Collect all the lines that mention the word "JSON".

------

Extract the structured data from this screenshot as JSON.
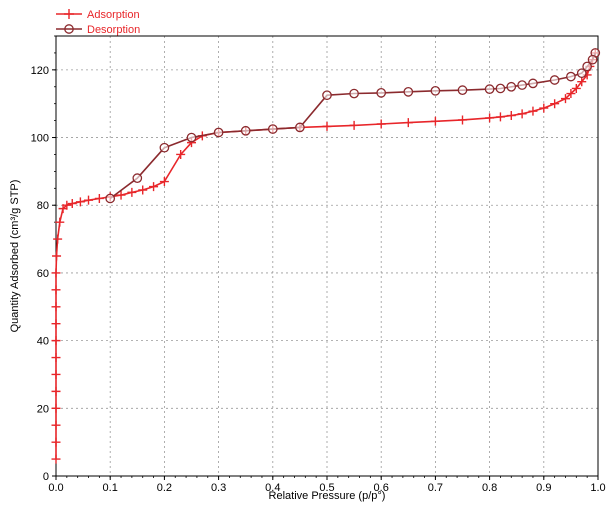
{
  "chart_data": {
    "type": "line",
    "title": "",
    "xlabel": "Relative Pressure (p/p°)",
    "ylabel": "Quantity Adsorbed (cm³/g STP)",
    "xlim": [
      0,
      1
    ],
    "ylim": [
      0,
      130
    ],
    "xticks": [
      0.0,
      0.1,
      0.2,
      0.3,
      0.4,
      0.5,
      0.6,
      0.7,
      0.8,
      0.9,
      1.0
    ],
    "xtick_labels": [
      "0.0",
      "0.1",
      "0.2",
      "0.3",
      "0.4",
      "0.5",
      "0.6",
      "0.7",
      "0.8",
      "0.9",
      "1.0"
    ],
    "yticks": [
      0,
      20,
      40,
      60,
      80,
      100,
      120
    ],
    "ytick_labels": [
      "0",
      "20",
      "40",
      "60",
      "80",
      "100",
      "120"
    ],
    "grid": true,
    "legend_position": "top-left",
    "series": [
      {
        "name": "Adsorption",
        "color": "#e8262a",
        "marker": "plus",
        "x": [
          0.0,
          0.0,
          0.0,
          0.0,
          0.0,
          0.0,
          0.0,
          0.0,
          0.0,
          0.0,
          0.0,
          0.0,
          0.001,
          0.003,
          0.007,
          0.013,
          0.02,
          0.03,
          0.045,
          0.06,
          0.08,
          0.1,
          0.12,
          0.14,
          0.16,
          0.18,
          0.2,
          0.23,
          0.25,
          0.27,
          0.3,
          0.35,
          0.4,
          0.45,
          0.5,
          0.55,
          0.6,
          0.65,
          0.7,
          0.75,
          0.8,
          0.82,
          0.84,
          0.86,
          0.88,
          0.9,
          0.92,
          0.94,
          0.95,
          0.96,
          0.97,
          0.98,
          0.985,
          0.99,
          0.995
        ],
        "y": [
          5,
          10,
          15,
          20,
          25,
          30,
          35,
          40,
          45,
          50,
          55,
          60,
          65,
          70,
          75,
          79,
          80,
          80.5,
          81,
          81.5,
          82,
          82.5,
          83,
          83.8,
          84.5,
          85.5,
          87,
          95,
          98.5,
          100.5,
          101.5,
          102,
          102.5,
          103,
          103.3,
          103.6,
          104,
          104.4,
          104.8,
          105.2,
          105.8,
          106.1,
          106.5,
          107,
          107.8,
          108.7,
          110,
          111.5,
          113,
          114.5,
          116.5,
          118.5,
          121,
          123,
          125
        ]
      },
      {
        "name": "Desorption",
        "color": "#8b2a2e",
        "marker": "circle",
        "x": [
          0.995,
          0.99,
          0.98,
          0.97,
          0.95,
          0.92,
          0.88,
          0.86,
          0.84,
          0.82,
          0.8,
          0.75,
          0.7,
          0.65,
          0.6,
          0.55,
          0.5,
          0.45,
          0.4,
          0.35,
          0.3,
          0.25,
          0.2,
          0.15,
          0.1
        ],
        "y": [
          125,
          123,
          121,
          119,
          118,
          117,
          116,
          115.5,
          115,
          114.5,
          114.3,
          114,
          113.8,
          113.5,
          113.2,
          113,
          112.5,
          103,
          102.5,
          102,
          101.5,
          100,
          97,
          88,
          82
        ]
      }
    ]
  }
}
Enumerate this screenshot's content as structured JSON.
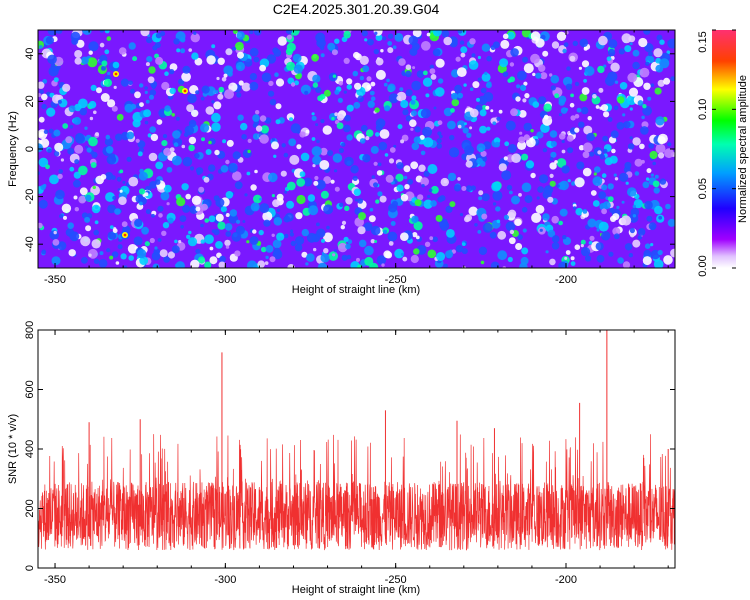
{
  "title": "C2E4.2025.301.20.39.G04",
  "chart_data": [
    {
      "type": "heatmap",
      "xlabel": "Height of straight line (km)",
      "ylabel": "Frequency (Hz)",
      "xlim": [
        -355,
        -168
      ],
      "ylim": [
        -50,
        50
      ],
      "xticks": [
        -350,
        -300,
        -250,
        -200
      ],
      "xtick_labels": [
        "-350",
        "-300",
        "-250",
        "-200"
      ],
      "yticks": [
        -40,
        -20,
        0,
        20,
        40
      ],
      "ytick_labels": [
        "-40",
        "-20",
        "0",
        "20",
        "40"
      ],
      "colorbar": {
        "label": "Normalized spectral amplitude",
        "range": [
          0,
          0.15
        ],
        "ticks": [
          0,
          0.05,
          0.1,
          0.15
        ],
        "tick_labels": [
          "0.00",
          "0.05",
          "0.10",
          "0.15"
        ],
        "colors": [
          "#ffffff",
          "#a000ff",
          "#0000ff",
          "#00c8ff",
          "#00ff40",
          "#ffff00",
          "#ff0000",
          "#ff3070"
        ]
      },
      "colors": {
        "low": "#a000ff",
        "mid": "#0050ff",
        "high": "#00ff80"
      }
    },
    {
      "type": "line",
      "xlabel": "Height of straight line (km)",
      "ylabel": "SNR (10 * v/v)",
      "xlim": [
        -355,
        -168
      ],
      "ylim": [
        0,
        800
      ],
      "xticks": [
        -350,
        -300,
        -250,
        -200
      ],
      "xtick_labels": [
        "-350",
        "-300",
        "-250",
        "-200"
      ],
      "yticks": [
        0,
        200,
        400,
        600,
        800
      ],
      "ytick_labels": [
        "0",
        "200",
        "400",
        "600",
        "800"
      ],
      "line_color": "#f03030",
      "baseline_range": [
        60,
        290
      ],
      "spikes": [
        {
          "x": -301,
          "y": 725
        },
        {
          "x": -188,
          "y": 800
        },
        {
          "x": -196,
          "y": 555
        },
        {
          "x": -253,
          "y": 530
        },
        {
          "x": -325,
          "y": 500
        },
        {
          "x": -340,
          "y": 490
        },
        {
          "x": -221,
          "y": 470
        },
        {
          "x": -232,
          "y": 495
        },
        {
          "x": -170,
          "y": 400
        }
      ]
    }
  ]
}
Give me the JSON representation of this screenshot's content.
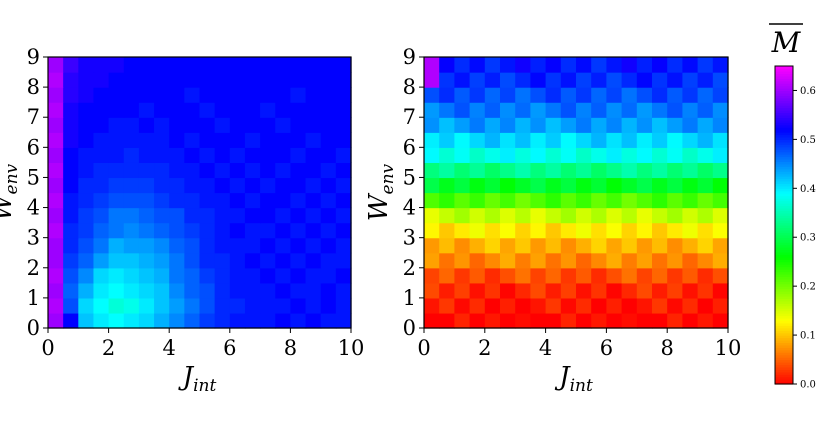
{
  "chart_data": [
    {
      "type": "heatmap",
      "title": "",
      "xlabel": {
        "main": "J",
        "sub": "int"
      },
      "ylabel": {
        "main": "W",
        "sub": "env"
      },
      "xlim": [
        0,
        10
      ],
      "ylim": [
        0,
        9
      ],
      "x_ticks": [
        "0",
        "2",
        "4",
        "6",
        "8",
        "10"
      ],
      "y_ticks": [
        "0",
        "1",
        "2",
        "3",
        "4",
        "5",
        "6",
        "7",
        "8",
        "9"
      ],
      "grid": false,
      "cell_grid": {
        "x_cells": 20,
        "y_cells": 18,
        "cell_size_x": 0.5,
        "cell_size_y": 0.5
      },
      "value_model_note": "Mean M per (J_int, W_env) cell read from colour; roughly uniform purple-blue (~0.52) everywhere, with a magenta strip (~0.6) at J_int < 0.5 and a cyan-blue patch (~0.38-0.44) for J_int in 1-4 and W_env below about 3.",
      "value_grid_rows_from_W0": [
        [
          0.6,
          0.52,
          0.42,
          0.4,
          0.39,
          0.4,
          0.41,
          0.43,
          0.45,
          0.47,
          0.49,
          0.5,
          0.51,
          0.51,
          0.51,
          0.52,
          0.51,
          0.52,
          0.51,
          0.51
        ],
        [
          0.61,
          0.48,
          0.41,
          0.39,
          0.37,
          0.38,
          0.4,
          0.42,
          0.44,
          0.46,
          0.48,
          0.5,
          0.5,
          0.51,
          0.51,
          0.51,
          0.52,
          0.51,
          0.52,
          0.51
        ],
        [
          0.6,
          0.47,
          0.43,
          0.4,
          0.39,
          0.4,
          0.41,
          0.42,
          0.45,
          0.47,
          0.48,
          0.5,
          0.51,
          0.51,
          0.51,
          0.52,
          0.51,
          0.51,
          0.52,
          0.51
        ],
        [
          0.61,
          0.48,
          0.45,
          0.41,
          0.4,
          0.41,
          0.42,
          0.43,
          0.46,
          0.47,
          0.49,
          0.5,
          0.51,
          0.51,
          0.52,
          0.51,
          0.52,
          0.51,
          0.51,
          0.52
        ],
        [
          0.6,
          0.49,
          0.47,
          0.44,
          0.42,
          0.42,
          0.43,
          0.44,
          0.46,
          0.48,
          0.5,
          0.5,
          0.51,
          0.52,
          0.51,
          0.52,
          0.51,
          0.52,
          0.51,
          0.51
        ],
        [
          0.6,
          0.5,
          0.48,
          0.46,
          0.43,
          0.44,
          0.44,
          0.45,
          0.47,
          0.48,
          0.5,
          0.51,
          0.51,
          0.51,
          0.52,
          0.51,
          0.52,
          0.51,
          0.52,
          0.51
        ],
        [
          0.61,
          0.5,
          0.49,
          0.47,
          0.46,
          0.45,
          0.46,
          0.47,
          0.48,
          0.49,
          0.5,
          0.51,
          0.52,
          0.51,
          0.51,
          0.52,
          0.51,
          0.52,
          0.51,
          0.52
        ],
        [
          0.6,
          0.51,
          0.49,
          0.48,
          0.46,
          0.46,
          0.47,
          0.48,
          0.48,
          0.5,
          0.5,
          0.51,
          0.51,
          0.52,
          0.52,
          0.51,
          0.52,
          0.51,
          0.52,
          0.51
        ],
        [
          0.61,
          0.51,
          0.5,
          0.49,
          0.48,
          0.48,
          0.48,
          0.49,
          0.5,
          0.5,
          0.51,
          0.51,
          0.52,
          0.51,
          0.52,
          0.52,
          0.51,
          0.52,
          0.51,
          0.52
        ],
        [
          0.6,
          0.52,
          0.5,
          0.5,
          0.49,
          0.49,
          0.49,
          0.5,
          0.5,
          0.51,
          0.51,
          0.52,
          0.51,
          0.52,
          0.51,
          0.52,
          0.52,
          0.51,
          0.52,
          0.51
        ],
        [
          0.61,
          0.52,
          0.51,
          0.5,
          0.5,
          0.5,
          0.5,
          0.5,
          0.51,
          0.51,
          0.52,
          0.51,
          0.52,
          0.51,
          0.52,
          0.51,
          0.52,
          0.52,
          0.51,
          0.52
        ],
        [
          0.6,
          0.52,
          0.51,
          0.51,
          0.51,
          0.5,
          0.51,
          0.51,
          0.51,
          0.52,
          0.51,
          0.52,
          0.51,
          0.52,
          0.52,
          0.52,
          0.51,
          0.52,
          0.52,
          0.51
        ],
        [
          0.61,
          0.53,
          0.52,
          0.51,
          0.51,
          0.51,
          0.51,
          0.51,
          0.52,
          0.51,
          0.52,
          0.52,
          0.52,
          0.51,
          0.52,
          0.52,
          0.52,
          0.51,
          0.52,
          0.52
        ],
        [
          0.6,
          0.53,
          0.52,
          0.52,
          0.51,
          0.51,
          0.52,
          0.51,
          0.52,
          0.52,
          0.52,
          0.51,
          0.52,
          0.52,
          0.52,
          0.51,
          0.52,
          0.52,
          0.52,
          0.52
        ],
        [
          0.61,
          0.53,
          0.52,
          0.52,
          0.52,
          0.52,
          0.51,
          0.52,
          0.52,
          0.52,
          0.51,
          0.52,
          0.52,
          0.52,
          0.51,
          0.52,
          0.52,
          0.52,
          0.52,
          0.52
        ],
        [
          0.6,
          0.54,
          0.53,
          0.52,
          0.52,
          0.52,
          0.52,
          0.52,
          0.52,
          0.51,
          0.52,
          0.52,
          0.52,
          0.52,
          0.52,
          0.52,
          0.51,
          0.52,
          0.52,
          0.52
        ],
        [
          0.61,
          0.54,
          0.53,
          0.53,
          0.52,
          0.52,
          0.52,
          0.52,
          0.52,
          0.52,
          0.52,
          0.52,
          0.52,
          0.52,
          0.52,
          0.52,
          0.52,
          0.52,
          0.52,
          0.52
        ],
        [
          0.6,
          0.55,
          0.53,
          0.53,
          0.53,
          0.52,
          0.52,
          0.52,
          0.52,
          0.52,
          0.52,
          0.52,
          0.52,
          0.52,
          0.52,
          0.52,
          0.52,
          0.52,
          0.52,
          0.52
        ]
      ]
    },
    {
      "type": "heatmap",
      "title": "",
      "xlabel": {
        "main": "J",
        "sub": "int"
      },
      "ylabel": {
        "main": "W",
        "sub": "env"
      },
      "xlim": [
        0,
        10
      ],
      "ylim": [
        0,
        9
      ],
      "x_ticks": [
        "0",
        "2",
        "4",
        "6",
        "8",
        "10"
      ],
      "y_ticks": [
        "0",
        "1",
        "2",
        "3",
        "4",
        "5",
        "6",
        "7",
        "8",
        "9"
      ],
      "grid": false,
      "cell_grid": {
        "x_cells": 20,
        "y_cells": 18,
        "cell_size_x": 0.5,
        "cell_size_y": 0.5
      },
      "value_model_note": "Mean M increases with W_env and is nearly independent of J_int: red (~0.0) at W_env 0-1.5, orange/yellow (~0.1-0.15) near W_env 2-3, green (~0.3) near W_env 4-5, cyan (~0.4) near W_env 5.5-6.5, blue (~0.5) above W_env 7; magenta (~0.6) at the J_int < 0.5 column for W_env above 8.",
      "value_profile_by_W_row": [
        0.0,
        0.01,
        0.02,
        0.04,
        0.07,
        0.09,
        0.12,
        0.16,
        0.22,
        0.28,
        0.33,
        0.38,
        0.41,
        0.44,
        0.46,
        0.48,
        0.5,
        0.51
      ],
      "left_column_override": {
        "x_cell": 0,
        "rows_from_W": [
          16,
          17
        ],
        "value": 0.61
      }
    }
  ],
  "colorbar": {
    "title": "M",
    "title_overline": true,
    "range": [
      0.0,
      0.65
    ],
    "ticks": [
      "0.0",
      "0.1",
      "0.2",
      "0.3",
      "0.4",
      "0.5",
      "0.6"
    ],
    "colormap": "gist_rainbow_r"
  }
}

------

[Answer]
Extract the structured data from this screenshot as JSON.
Enumerate this screenshot's content as structured JSON.
Give me the JSON representation of this screenshot's content.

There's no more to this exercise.